===== Records for the exercise

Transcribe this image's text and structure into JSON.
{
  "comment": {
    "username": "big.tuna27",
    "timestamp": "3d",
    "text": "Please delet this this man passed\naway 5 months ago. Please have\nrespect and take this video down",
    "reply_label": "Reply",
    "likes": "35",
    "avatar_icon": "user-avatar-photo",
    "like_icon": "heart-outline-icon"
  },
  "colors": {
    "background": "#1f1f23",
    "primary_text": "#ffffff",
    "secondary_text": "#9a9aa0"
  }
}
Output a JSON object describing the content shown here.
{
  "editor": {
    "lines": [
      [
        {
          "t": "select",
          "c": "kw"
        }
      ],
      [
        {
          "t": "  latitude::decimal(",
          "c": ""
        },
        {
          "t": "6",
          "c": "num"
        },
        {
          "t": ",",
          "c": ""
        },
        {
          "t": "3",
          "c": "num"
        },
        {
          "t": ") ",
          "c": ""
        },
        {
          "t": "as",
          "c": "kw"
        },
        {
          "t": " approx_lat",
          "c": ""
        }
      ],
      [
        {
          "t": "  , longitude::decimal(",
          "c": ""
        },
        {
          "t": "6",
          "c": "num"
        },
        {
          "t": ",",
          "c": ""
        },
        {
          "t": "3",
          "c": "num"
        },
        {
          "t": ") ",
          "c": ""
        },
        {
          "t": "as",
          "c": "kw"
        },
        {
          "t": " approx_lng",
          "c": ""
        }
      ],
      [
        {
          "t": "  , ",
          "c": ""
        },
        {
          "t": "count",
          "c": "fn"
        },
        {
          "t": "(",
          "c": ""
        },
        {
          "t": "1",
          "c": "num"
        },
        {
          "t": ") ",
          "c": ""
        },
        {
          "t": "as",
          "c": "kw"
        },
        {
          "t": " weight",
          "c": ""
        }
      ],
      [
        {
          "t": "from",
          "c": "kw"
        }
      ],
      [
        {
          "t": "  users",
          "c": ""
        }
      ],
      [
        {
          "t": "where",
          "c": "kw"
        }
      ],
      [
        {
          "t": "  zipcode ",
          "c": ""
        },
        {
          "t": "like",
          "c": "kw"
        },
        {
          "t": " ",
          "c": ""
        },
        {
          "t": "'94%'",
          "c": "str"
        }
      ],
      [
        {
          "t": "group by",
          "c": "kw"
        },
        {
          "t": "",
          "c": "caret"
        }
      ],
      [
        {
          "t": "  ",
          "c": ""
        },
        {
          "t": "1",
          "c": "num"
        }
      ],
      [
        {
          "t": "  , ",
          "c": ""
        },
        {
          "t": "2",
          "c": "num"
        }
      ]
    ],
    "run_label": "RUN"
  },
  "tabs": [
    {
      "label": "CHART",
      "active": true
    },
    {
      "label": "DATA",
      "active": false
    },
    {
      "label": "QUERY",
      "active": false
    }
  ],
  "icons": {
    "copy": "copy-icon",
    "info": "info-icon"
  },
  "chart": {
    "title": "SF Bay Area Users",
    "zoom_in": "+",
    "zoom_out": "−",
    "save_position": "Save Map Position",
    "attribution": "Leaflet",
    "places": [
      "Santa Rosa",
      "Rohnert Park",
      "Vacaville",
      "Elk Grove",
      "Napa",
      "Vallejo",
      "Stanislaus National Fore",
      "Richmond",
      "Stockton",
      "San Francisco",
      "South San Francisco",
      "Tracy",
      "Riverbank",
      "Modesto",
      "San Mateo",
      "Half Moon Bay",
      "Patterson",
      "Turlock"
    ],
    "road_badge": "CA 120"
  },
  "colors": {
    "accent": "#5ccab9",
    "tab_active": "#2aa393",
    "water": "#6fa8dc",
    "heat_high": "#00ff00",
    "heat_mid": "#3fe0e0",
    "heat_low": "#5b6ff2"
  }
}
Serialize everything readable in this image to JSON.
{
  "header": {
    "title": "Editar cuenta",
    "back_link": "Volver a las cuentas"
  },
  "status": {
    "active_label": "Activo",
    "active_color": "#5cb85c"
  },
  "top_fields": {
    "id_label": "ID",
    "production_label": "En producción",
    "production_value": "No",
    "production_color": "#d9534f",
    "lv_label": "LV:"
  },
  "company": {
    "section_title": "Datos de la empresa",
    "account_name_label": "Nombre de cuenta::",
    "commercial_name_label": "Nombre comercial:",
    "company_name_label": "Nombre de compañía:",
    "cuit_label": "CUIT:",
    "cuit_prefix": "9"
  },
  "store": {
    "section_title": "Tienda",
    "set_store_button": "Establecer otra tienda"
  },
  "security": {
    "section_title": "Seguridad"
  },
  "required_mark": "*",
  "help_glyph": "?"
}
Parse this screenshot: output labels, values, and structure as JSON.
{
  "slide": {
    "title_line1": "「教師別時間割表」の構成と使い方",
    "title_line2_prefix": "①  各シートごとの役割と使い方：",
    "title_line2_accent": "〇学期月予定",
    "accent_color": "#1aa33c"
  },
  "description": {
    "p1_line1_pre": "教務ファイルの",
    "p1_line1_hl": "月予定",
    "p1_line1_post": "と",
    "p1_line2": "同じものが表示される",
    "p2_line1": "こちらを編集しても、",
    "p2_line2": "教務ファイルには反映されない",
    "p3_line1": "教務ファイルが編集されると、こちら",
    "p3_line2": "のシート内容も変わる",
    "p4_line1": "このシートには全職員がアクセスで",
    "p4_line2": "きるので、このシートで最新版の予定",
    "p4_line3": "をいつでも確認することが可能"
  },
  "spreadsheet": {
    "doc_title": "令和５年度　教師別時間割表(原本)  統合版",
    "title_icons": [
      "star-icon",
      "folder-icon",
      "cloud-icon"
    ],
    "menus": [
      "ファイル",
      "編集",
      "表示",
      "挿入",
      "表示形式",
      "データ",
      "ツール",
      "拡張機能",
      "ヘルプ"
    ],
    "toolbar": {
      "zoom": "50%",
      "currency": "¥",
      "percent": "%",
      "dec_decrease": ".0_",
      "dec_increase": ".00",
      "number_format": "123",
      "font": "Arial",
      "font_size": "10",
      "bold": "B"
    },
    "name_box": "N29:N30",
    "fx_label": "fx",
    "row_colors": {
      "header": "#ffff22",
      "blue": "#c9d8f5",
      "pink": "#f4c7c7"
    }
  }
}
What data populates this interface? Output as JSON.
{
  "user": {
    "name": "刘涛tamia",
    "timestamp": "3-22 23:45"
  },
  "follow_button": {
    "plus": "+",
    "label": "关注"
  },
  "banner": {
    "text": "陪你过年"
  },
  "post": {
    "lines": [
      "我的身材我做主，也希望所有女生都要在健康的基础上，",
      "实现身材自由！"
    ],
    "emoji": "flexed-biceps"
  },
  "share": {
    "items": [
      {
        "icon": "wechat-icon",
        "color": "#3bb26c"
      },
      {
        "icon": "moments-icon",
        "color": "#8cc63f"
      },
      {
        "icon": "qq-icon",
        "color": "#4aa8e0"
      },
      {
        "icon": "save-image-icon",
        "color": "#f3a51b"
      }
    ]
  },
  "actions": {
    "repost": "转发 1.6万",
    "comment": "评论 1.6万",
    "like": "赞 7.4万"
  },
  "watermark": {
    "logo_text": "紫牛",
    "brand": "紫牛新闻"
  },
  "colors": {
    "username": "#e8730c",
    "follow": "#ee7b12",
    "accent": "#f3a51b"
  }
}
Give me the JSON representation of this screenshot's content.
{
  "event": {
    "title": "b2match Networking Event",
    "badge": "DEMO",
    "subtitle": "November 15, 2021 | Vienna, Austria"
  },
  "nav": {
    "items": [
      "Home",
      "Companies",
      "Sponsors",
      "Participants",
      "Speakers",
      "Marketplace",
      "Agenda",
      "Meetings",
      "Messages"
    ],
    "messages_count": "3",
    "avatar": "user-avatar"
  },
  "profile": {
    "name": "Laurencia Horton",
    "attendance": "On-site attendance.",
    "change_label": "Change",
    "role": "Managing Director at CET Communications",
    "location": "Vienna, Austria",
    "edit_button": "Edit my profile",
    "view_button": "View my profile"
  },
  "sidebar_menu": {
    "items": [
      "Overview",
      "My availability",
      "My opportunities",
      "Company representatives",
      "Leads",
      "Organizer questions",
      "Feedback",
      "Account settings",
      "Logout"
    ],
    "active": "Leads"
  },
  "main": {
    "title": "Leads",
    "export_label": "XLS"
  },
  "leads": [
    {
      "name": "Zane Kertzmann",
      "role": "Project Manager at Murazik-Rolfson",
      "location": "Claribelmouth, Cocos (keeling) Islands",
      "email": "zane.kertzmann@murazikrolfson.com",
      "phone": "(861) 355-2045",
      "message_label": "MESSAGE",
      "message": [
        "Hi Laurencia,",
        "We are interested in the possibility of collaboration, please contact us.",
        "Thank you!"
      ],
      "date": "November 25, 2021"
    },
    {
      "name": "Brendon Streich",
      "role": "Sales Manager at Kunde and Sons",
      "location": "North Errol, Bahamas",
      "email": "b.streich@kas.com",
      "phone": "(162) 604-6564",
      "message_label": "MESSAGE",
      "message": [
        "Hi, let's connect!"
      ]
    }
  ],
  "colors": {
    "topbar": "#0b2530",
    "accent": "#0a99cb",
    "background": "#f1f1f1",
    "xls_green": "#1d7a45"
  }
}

==========

## Goal of the exercise:
Identify every line above that includes the word "Vienna", and show those lines.

## Answer to this task:
    "subtitle": "November 15, 2021 | Vienna, Austria"
    "location": "Vienna, Austria",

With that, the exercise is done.